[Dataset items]
+ + +
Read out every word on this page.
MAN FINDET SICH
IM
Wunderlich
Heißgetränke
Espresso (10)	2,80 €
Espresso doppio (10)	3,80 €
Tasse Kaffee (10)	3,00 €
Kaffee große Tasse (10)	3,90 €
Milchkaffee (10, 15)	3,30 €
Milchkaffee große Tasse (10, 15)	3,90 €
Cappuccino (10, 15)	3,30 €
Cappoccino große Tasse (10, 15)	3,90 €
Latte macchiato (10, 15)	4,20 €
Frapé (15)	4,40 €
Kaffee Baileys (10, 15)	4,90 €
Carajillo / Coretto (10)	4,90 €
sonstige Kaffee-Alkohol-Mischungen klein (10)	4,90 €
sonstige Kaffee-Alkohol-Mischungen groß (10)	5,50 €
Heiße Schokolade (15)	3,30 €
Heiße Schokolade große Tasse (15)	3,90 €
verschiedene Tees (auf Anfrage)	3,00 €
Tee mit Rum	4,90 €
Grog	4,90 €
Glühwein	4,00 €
+ + +
→ **SHORT EXERCISE**
Give the count of lines in the data above that hold the string "Tasse", with no additional words.

→ **SOLVED PROBLEM**
5